— Begin —

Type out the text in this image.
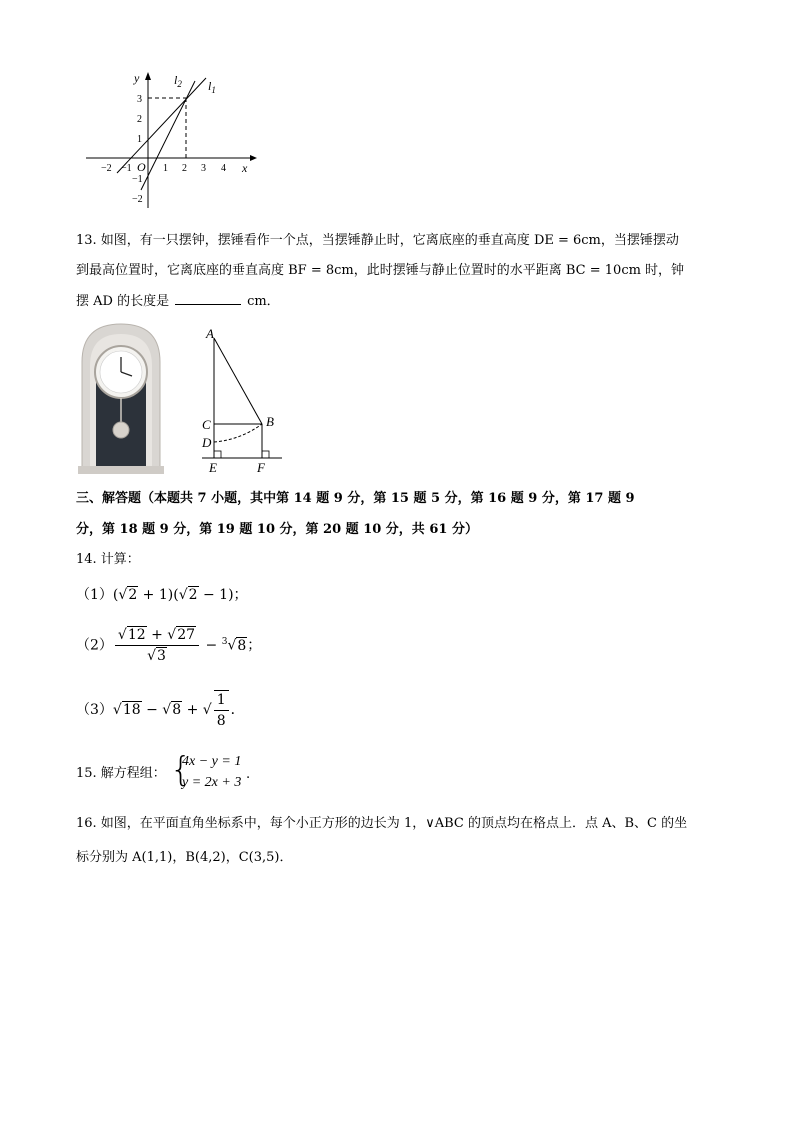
y
x
O
$l_2$ $l_1$
−2 −1	1 2 3 4
3
2
1
−1
−2
13. 如图，有一只摆钟，摆锤看作一个点，当摆锤静止时，它离底座的垂直高度 DE = 6cm，当摆锤摆动
到最高位置时，它离底座的垂直高度 BF = 8cm，此时摆锤与静止位置时的水平距离 BC = 10cm 时，钟
摆 AD 的长度是	cm．
A
B
C
D
E	F
三、解答题（本题共 7 小题，其中第 14 题 9 分，第 15 题 5 分，第 16 题 9 分，第 17 题 9
分，第 18 题 9 分，第 19 题 10 分，第 20 题 10 分，共 61 分）
14. 计算：
（1）(√2 + 1)(√2 − 1)；
$(2) \frac{√12 + √27}{√3} - ^3√8$；
（3）√18 − √8 + √ $\frac{1}{8}$ ．
15. 解方程组： {
4x − y = 1
y = 2x + 3
.
16. 如图，在平面直角坐标系中，每个小正方形的边长为 1，∨ABC 的顶点均在格点上．点 A、B、C 的坐
标分别为 A(1,1)，B(4,2)，C(3,5)．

— End —

### Problem details
Only the number is wanted: how many lines of these entries contain the string "它离底座的垂直高度"?

### Correct answer
2